:: RECORDS SUPPLIED ::

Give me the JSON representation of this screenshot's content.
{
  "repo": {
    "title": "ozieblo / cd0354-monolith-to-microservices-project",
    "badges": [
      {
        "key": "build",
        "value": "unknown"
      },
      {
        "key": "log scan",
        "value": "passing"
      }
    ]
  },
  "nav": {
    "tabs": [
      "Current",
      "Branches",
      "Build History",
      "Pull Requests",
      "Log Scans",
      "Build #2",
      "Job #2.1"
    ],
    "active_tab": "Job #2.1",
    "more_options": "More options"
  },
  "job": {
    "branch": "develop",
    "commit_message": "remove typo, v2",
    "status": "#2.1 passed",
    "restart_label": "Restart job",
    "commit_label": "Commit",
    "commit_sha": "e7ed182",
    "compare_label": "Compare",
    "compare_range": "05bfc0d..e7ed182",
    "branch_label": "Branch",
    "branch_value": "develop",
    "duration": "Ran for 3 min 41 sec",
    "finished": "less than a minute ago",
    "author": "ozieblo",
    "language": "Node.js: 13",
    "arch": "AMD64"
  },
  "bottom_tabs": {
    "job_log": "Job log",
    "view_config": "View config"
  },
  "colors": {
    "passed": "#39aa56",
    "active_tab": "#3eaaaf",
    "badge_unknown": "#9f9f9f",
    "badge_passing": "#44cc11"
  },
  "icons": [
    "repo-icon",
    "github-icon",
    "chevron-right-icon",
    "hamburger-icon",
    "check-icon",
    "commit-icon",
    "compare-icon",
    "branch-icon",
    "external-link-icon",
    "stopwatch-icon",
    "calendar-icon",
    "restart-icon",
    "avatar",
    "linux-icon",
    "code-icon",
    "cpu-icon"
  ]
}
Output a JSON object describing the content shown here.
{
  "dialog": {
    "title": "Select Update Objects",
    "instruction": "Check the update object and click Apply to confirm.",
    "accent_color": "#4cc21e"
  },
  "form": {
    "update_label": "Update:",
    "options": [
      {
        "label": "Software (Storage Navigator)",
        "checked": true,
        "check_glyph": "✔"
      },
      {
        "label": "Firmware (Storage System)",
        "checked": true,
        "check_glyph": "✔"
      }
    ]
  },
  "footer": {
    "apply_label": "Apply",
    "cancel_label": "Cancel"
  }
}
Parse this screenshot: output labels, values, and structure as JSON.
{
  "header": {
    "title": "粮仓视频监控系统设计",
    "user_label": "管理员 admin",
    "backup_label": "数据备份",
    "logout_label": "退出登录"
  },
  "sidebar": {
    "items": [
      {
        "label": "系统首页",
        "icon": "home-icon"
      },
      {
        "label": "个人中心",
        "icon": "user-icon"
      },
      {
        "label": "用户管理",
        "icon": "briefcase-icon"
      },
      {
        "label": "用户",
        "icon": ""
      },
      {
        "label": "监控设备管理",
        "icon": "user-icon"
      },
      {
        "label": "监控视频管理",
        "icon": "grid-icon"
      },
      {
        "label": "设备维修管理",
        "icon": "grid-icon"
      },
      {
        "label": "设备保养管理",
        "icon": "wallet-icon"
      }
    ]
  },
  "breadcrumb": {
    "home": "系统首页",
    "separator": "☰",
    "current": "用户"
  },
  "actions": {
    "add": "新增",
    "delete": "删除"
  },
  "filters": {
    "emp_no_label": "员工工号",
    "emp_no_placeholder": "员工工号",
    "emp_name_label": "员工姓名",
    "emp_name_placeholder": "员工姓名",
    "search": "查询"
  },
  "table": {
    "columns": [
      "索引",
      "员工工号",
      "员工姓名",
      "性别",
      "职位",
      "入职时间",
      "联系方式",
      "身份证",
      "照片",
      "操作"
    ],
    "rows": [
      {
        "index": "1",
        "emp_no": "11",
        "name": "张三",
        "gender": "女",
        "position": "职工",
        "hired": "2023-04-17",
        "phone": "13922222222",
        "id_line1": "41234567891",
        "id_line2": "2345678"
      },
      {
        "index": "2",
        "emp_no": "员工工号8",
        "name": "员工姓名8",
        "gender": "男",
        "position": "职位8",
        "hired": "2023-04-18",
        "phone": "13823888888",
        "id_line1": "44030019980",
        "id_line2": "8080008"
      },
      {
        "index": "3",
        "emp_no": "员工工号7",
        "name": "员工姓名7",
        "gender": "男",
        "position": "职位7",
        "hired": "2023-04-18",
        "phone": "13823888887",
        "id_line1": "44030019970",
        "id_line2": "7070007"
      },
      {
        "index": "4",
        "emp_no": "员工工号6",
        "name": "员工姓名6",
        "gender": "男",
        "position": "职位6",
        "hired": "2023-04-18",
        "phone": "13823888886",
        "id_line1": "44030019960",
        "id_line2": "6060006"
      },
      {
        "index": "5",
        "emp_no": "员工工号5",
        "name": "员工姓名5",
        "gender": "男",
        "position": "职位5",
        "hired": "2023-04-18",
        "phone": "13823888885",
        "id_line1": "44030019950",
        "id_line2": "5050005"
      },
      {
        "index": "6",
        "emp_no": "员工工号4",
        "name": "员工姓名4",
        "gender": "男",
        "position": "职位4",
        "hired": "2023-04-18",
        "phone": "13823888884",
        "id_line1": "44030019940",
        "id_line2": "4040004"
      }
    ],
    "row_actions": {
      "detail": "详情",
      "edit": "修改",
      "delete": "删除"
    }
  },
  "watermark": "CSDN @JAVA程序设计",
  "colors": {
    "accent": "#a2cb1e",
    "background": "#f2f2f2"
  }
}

:::

Extract every line above exactly as it stands.

■ **ANSWER TO THE PROBLEM**:
Give me the JSON representation of this screenshot's content.
{
  "repo": {
    "title": "ozieblo / cd0354-monolith-to-microservices-project",
    "badges": [
      {
        "key": "build",
        "value": "unknown"
      },
      {
        "key": "log scan",
        "value": "passing"
      }
    ]
  },
  "nav": {
    "tabs": [
      "Current",
      "Branches",
      "Build History",
      "Pull Requests",
      "Log Scans",
      "Build #2",
      "Job #2.1"
    ],
    "active_tab": "Job #2.1",
    "more_options": "More options"
  },
  "job": {
    "branch": "develop",
    "commit_message": "remove typo, v2",
    "status": "#2.1 passed",
    "restart_label": "Restart job",
    "commit_label": "Commit",
    "commit_sha": "e7ed182",
    "compare_label": "Compare",
    "compare_range": "05bfc0d..e7ed182",
    "branch_label": "Branch",
    "branch_value": "develop",
    "duration": "Ran for 3 min 41 sec",
    "finished": "less than a minute ago",
    "author": "ozieblo",
    "language": "Node.js: 13",
    "arch": "AMD64"
  },
  "bottom_tabs": {
    "job_log": "Job log",
    "view_config": "View config"
  },
  "colors": {
    "passed": "#39aa56",
    "active_tab": "#3eaaaf",
    "badge_unknown": "#9f9f9f",
    "badge_passing": "#44cc11"
  },
  "icons": [
    "repo-icon",
    "github-icon",
    "chevron-right-icon",
    "hamburger-icon",
    "check-icon",
    "commit-icon",
    "compare-icon",
    "branch-icon",
    "external-link-icon",
    "stopwatch-icon",
    "calendar-icon",
    "restart-icon",
    "avatar",
    "linux-icon",
    "code-icon",
    "cpu-icon"
  ]
}
Output a JSON object describing the content shown here.
{
  "dialog": {
    "title": "Select Update Objects",
    "instruction": "Check the update object and click Apply to confirm.",
    "accent_color": "#4cc21e"
  },
  "form": {
    "update_label": "Update:",
    "options": [
      {
        "label": "Software (Storage Navigator)",
        "checked": true,
        "check_glyph": "✔"
      },
      {
        "label": "Firmware (Storage System)",
        "checked": true,
        "check_glyph": "✔"
      }
    ]
  },
  "footer": {
    "apply_label": "Apply",
    "cancel_label": "Cancel"
  }
}
Parse this screenshot: output labels, values, and structure as JSON.
{
  "header": {
    "title": "粮仓视频监控系统设计",
    "user_label": "管理员 admin",
    "backup_label": "数据备份",
    "logout_label": "退出登录"
  },
  "sidebar": {
    "items": [
      {
        "label": "系统首页",
        "icon": "home-icon"
      },
      {
        "label": "个人中心",
        "icon": "user-icon"
      },
      {
        "label": "用户管理",
        "icon": "briefcase-icon"
      },
      {
        "label": "用户",
        "icon": ""
      },
      {
        "label": "监控设备管理",
        "icon": "user-icon"
      },
      {
        "label": "监控视频管理",
        "icon": "grid-icon"
      },
      {
        "label": "设备维修管理",
        "icon": "grid-icon"
      },
      {
        "label": "设备保养管理",
        "icon": "wallet-icon"
      }
    ]
  },
  "breadcrumb": {
    "home": "系统首页",
    "separator": "☰",
    "current": "用户"
  },
  "actions": {
    "add": "新增",
    "delete": "删除"
  },
  "filters": {
    "emp_no_label": "员工工号",
    "emp_no_placeholder": "员工工号",
    "emp_name_label": "员工姓名",
    "emp_name_placeholder": "员工姓名",
    "search": "查询"
  },
  "table": {
    "columns": [
      "索引",
      "员工工号",
      "员工姓名",
      "性别",
      "职位",
      "入职时间",
      "联系方式",
      "身份证",
      "照片",
      "操作"
    ],
    "rows": [
      {
        "index": "1",
        "emp_no": "11",
        "name": "张三",
        "gender": "女",
        "position": "职工",
        "hired": "2023-04-17",
        "phone": "13922222222",
        "id_line1": "41234567891",
        "id_line2": "2345678"
      },
      {
        "index": "2",
        "emp_no": "员工工号8",
        "name": "员工姓名8",
        "gender": "男",
        "position": "职位8",
        "hired": "2023-04-18",
        "phone": "13823888888",
        "id_line1": "44030019980",
        "id_line2": "8080008"
      },
      {
        "index": "3",
        "emp_no": "员工工号7",
        "name": "员工姓名7",
        "gender": "男",
        "position": "职位7",
        "hired": "2023-04-18",
        "phone": "13823888887",
        "id_line1": "44030019970",
        "id_line2": "7070007"
      },
      {
        "index": "4",
        "emp_no": "员工工号6",
        "name": "员工姓名6",
        "gender": "男",
        "position": "职位6",
        "hired": "2023-04-18",
        "phone": "13823888886",
        "id_line1": "44030019960",
        "id_line2": "6060006"
      },
      {
        "index": "5",
        "emp_no": "员工工号5",
        "name": "员工姓名5",
        "gender": "男",
        "position": "职位5",
        "hired": "2023-04-18",
        "phone": "13823888885",
        "id_line1": "44030019950",
        "id_line2": "5050005"
      },
      {
        "index": "6",
        "emp_no": "员工工号4",
        "name": "员工姓名4",
        "gender": "男",
        "position": "职位4",
        "hired": "2023-04-18",
        "phone": "13823888884",
        "id_line1": "44030019940",
        "id_line2": "4040004"
      }
    ],
    "row_actions": {
      "detail": "详情",
      "edit": "修改",
      "delete": "删除"
    }
  },
  "watermark": "CSDN @JAVA程序设计",
  "colors": {
    "accent": "#a2cb1e",
    "background": "#f2f2f2"
  }
}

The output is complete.